*Instructions for the task*
Output each entry below as it stands, leaving out every picture.

** START OF Records to process **

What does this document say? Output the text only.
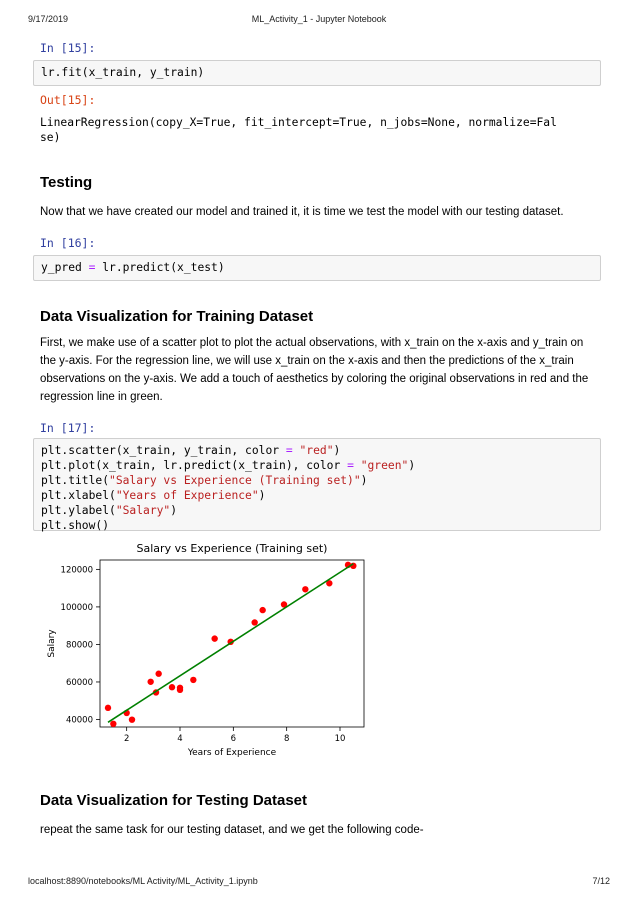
9/17/2019	ML_Activity_1 - Jupyter Notebook
In [15]:
lr.fit(x_train, y_train)
Out[15]:
LinearRegression(copy_X=True, fit_intercept=True, n_jobs=None, normalize=Fal
se)
Testing

Now that we have created our model and trained it, it is time we test the model with our testing dataset.

In [16]:
y_pred = lr.predict(x_test)
Data Visualization for Training Dataset

First, we make use of a scatter plot to plot the actual observations, with x_train on the x-axis and y_train on the y-axis. For the regression line, we will use x_train on the x-axis and then the predictions of the x_train observations on the y-axis. We add a touch of aesthetics by coloring the original observations in red and the regression line in green.

In [17]:
plt.scatter(x_train, y_train, color = "red")
plt.plot(x_train, lr.predict(x_train), color = "green")
plt.title("Salary vs Experience (Training set)")
plt.xlabel("Years of Experience")
plt.ylabel("Salary")
plt.show()
Salary vs Experience (Training set)
Years of Experience
Salary
2	4	6	8	10
40000
60000
80000
100000
120000
Data Visualization for Testing Dataset

repeat the same task for our testing dataset, and we get the following code-

localhost:8890/notebooks/ML Activity/ML_Activity_1.ipynb	7/12
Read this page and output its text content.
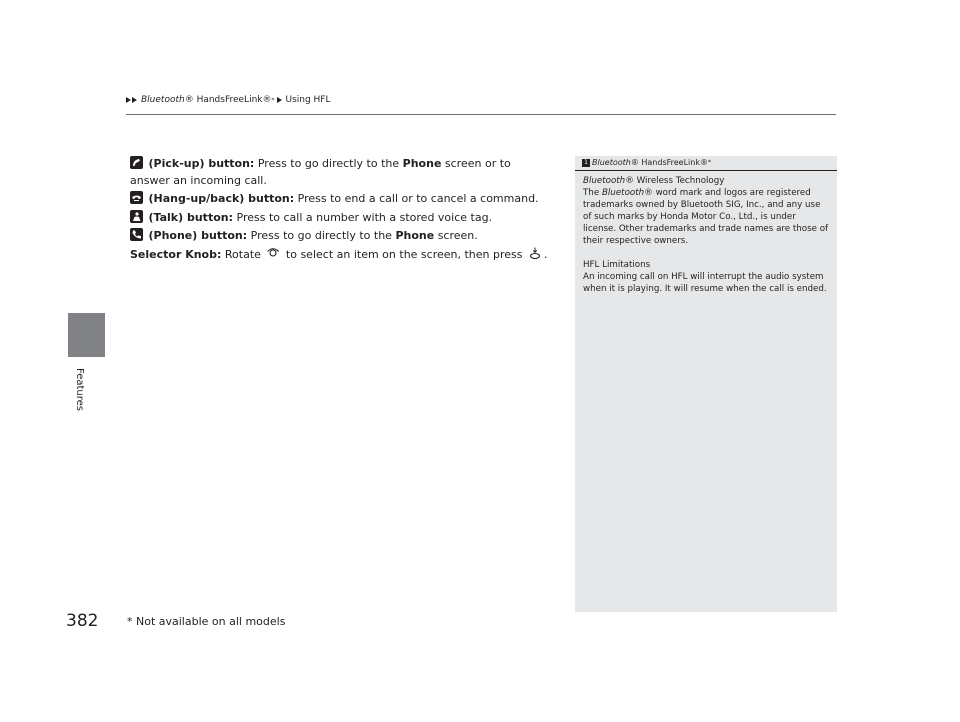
Bluetooth ® HandsFreeLink® * Using HFL
Features

(Pick-up) button: Press to go directly to the Phone screen or to answer an incoming call.

(Hang-up/back) button: Press to end a call or to cancel a command.

(Talk) button: Press to call a number with a stored voice tag.

(Phone) button: Press to go directly to the Phone screen.

Selector Knob: Rotate to select an item on the screen, then press .

1 Bluetooth ® HandsFreeLink® *

Bluetooth® Wireless Technology
The Bluetooth® word mark and logos are registered trademarks owned by Bluetooth SIG, Inc., and any use of such marks by Honda Motor Co., Ltd., is under license. Other trademarks and trade names are those of their respective owners.

HFL Limitations
An incoming call on HFL will interrupt the audio system when it is playing. It will resume when the call is ended.

382	* Not available on all models
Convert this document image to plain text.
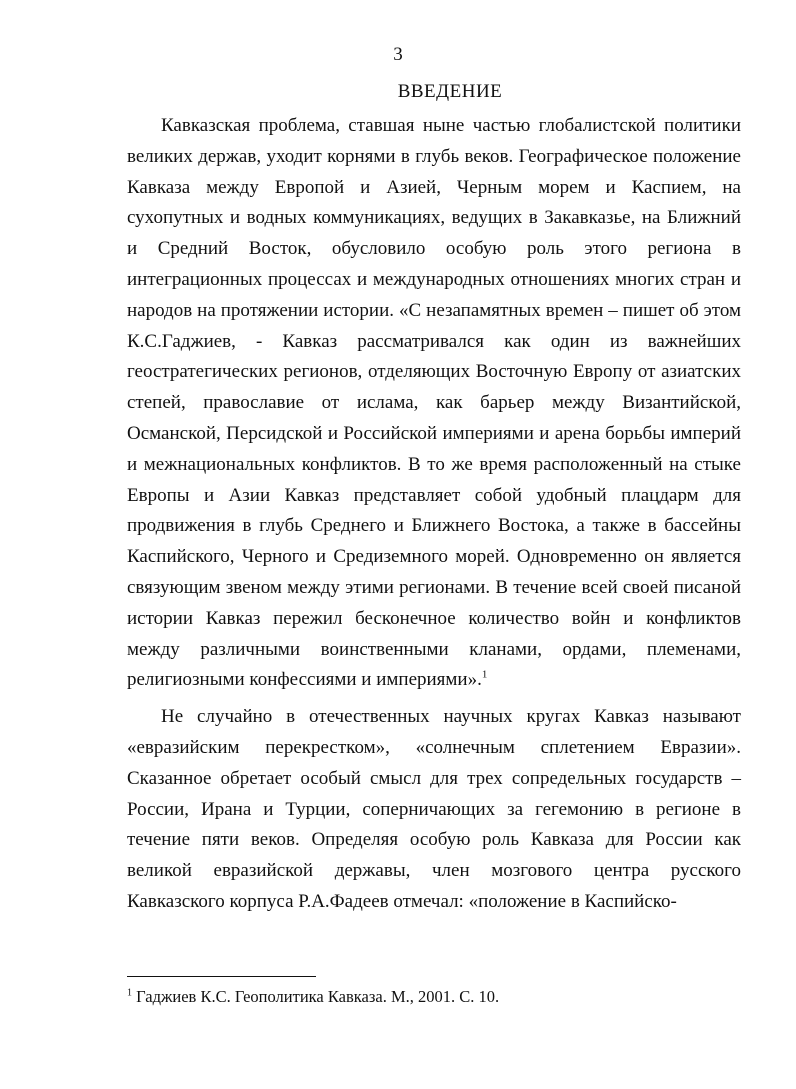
3
ВВЕДЕНИЕ

Кавказская проблема, ставшая ныне частью глобалистской политики великих держав, уходит корнями в глубь веков. Географическое положение Кавказа между Европой и Азией, Черным морем и Каспием, на сухопутных и водных коммуникациях, ведущих в Закавказье, на Ближний и Средний Восток, обусловило особую роль этого региона в интеграционных процессах и международных отношениях многих стран и народов на протяжении истории. «С незапамятных времен – пишет об этом К.С.Гаджиев, - Кавказ рассматривался как один из важнейших геостратегических регионов, отделяющих Восточную Европу от азиатских степей, православие от ислама, как барьер между Византийской, Османской, Персидской и Российской империями и арена борьбы империй и межнациональных конфликтов. В то же время расположенный на стыке Европы и Азии Кавказ представляет собой удобный плацдарм для продвижения в глубь Среднего и Ближнего Востока, а также в бассейны Каспийского, Черного и Средиземного морей. Одновременно он является связующим звеном между этими регионами. В течение всей своей писаной истории Кавказ пережил бесконечное количество войн и конфликтов между различными воинственными кланами, ордами, племенами, религиозными конфессиями и империями».$^1$

Не случайно в отечественных научных кругах Кавказ называют «евразийским перекрестком», «солнечным сплетением Евразии». Сказанное обретает особый смысл для трех сопредельных государств – России, Ирана и Турции, соперничающих за гегемонию в регионе в течение пяти веков. Определяя особую роль Кавказа для России как великой евразийской державы, член мозгового центра русского Кавказского корпуса Р.А.Фадеев отмечал: «положение в Каспийско-

$^1$ Гаджиев К.С. Геополитика Кавказа. М., 2001. С. 10.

** END OF Records to process **

*Written solution*
What does this document say? Output the text only.
9/17/2019	ML_Activity_1 - Jupyter Notebook
In [15]:
lr.fit(x_train, y_train)
Out[15]:
LinearRegression(copy_X=True, fit_intercept=True, n_jobs=None, normalize=Fal
se)
Testing

Now that we have created our model and trained it, it is time we test the model with our testing dataset.

In [16]:
y_pred = lr.predict(x_test)
Data Visualization for Training Dataset

First, we make use of a scatter plot to plot the actual observations, with x_train on the x-axis and y_train on the y-axis. For the regression line, we will use x_train on the x-axis and then the predictions of the x_train observations on the y-axis. We add a touch of aesthetics by coloring the original observations in red and the regression line in green.

In [17]:
plt.scatter(x_train, y_train, color = "red")
plt.plot(x_train, lr.predict(x_train), color = "green")
plt.title("Salary vs Experience (Training set)")
plt.xlabel("Years of Experience")
plt.ylabel("Salary")
plt.show()
Salary vs Experience (Training set)
Years of Experience
Salary
2	4	6	8	10
40000
60000
80000
100000
120000
Data Visualization for Testing Dataset

repeat the same task for our testing dataset, and we get the following code-

localhost:8890/notebooks/ML Activity/ML_Activity_1.ipynb	7/12
Read this page and output its text content.
Bluetooth ® HandsFreeLink® * Using HFL
Features

(Pick-up) button: Press to go directly to the Phone screen or to answer an incoming call.

(Hang-up/back) button: Press to end a call or to cancel a command.

(Talk) button: Press to call a number with a stored voice tag.

(Phone) button: Press to go directly to the Phone screen.

Selector Knob: Rotate to select an item on the screen, then press .

1 Bluetooth ® HandsFreeLink® *

Bluetooth® Wireless Technology
The Bluetooth® word mark and logos are registered trademarks owned by Bluetooth SIG, Inc., and any use of such marks by Honda Motor Co., Ltd., is under license. Other trademarks and trade names are those of their respective owners.

HFL Limitations
An incoming call on HFL will interrupt the audio system when it is playing. It will resume when the call is ended.

382	* Not available on all models
Convert this document image to plain text.
3
ВВЕДЕНИЕ

Кавказская проблема, ставшая ныне частью глобалистской политики великих держав, уходит корнями в глубь веков. Географическое положение Кавказа между Европой и Азией, Черным морем и Каспием, на сухопутных и водных коммуникациях, ведущих в Закавказье, на Ближний и Средний Восток, обусловило особую роль этого региона в интеграционных процессах и международных отношениях многих стран и народов на протяжении истории. «С незапамятных времен – пишет об этом К.С.Гаджиев, - Кавказ рассматривался как один из важнейших геостратегических регионов, отделяющих Восточную Европу от азиатских степей, православие от ислама, как барьер между Византийской, Османской, Персидской и Российской империями и арена борьбы империй и межнациональных конфликтов. В то же время расположенный на стыке Европы и Азии Кавказ представляет собой удобный плацдарм для продвижения в глубь Среднего и Ближнего Востока, а также в бассейны Каспийского, Черного и Средиземного морей. Одновременно он является связующим звеном между этими регионами. В течение всей своей писаной истории Кавказ пережил бесконечное количество войн и конфликтов между различными воинственными кланами, ордами, племенами, религиозными конфессиями и империями».$^1$

Не случайно в отечественных научных кругах Кавказ называют «евразийским перекрестком», «солнечным сплетением Евразии». Сказанное обретает особый смысл для трех сопредельных государств – России, Ирана и Турции, соперничающих за гегемонию в регионе в течение пяти веков. Определяя особую роль Кавказа для России как великой евразийской державы, член мозгового центра русского Кавказского корпуса Р.А.Фадеев отмечал: «положение в Каспийско-

$^1$ Гаджиев К.С. Геополитика Кавказа. М., 2001. С. 10.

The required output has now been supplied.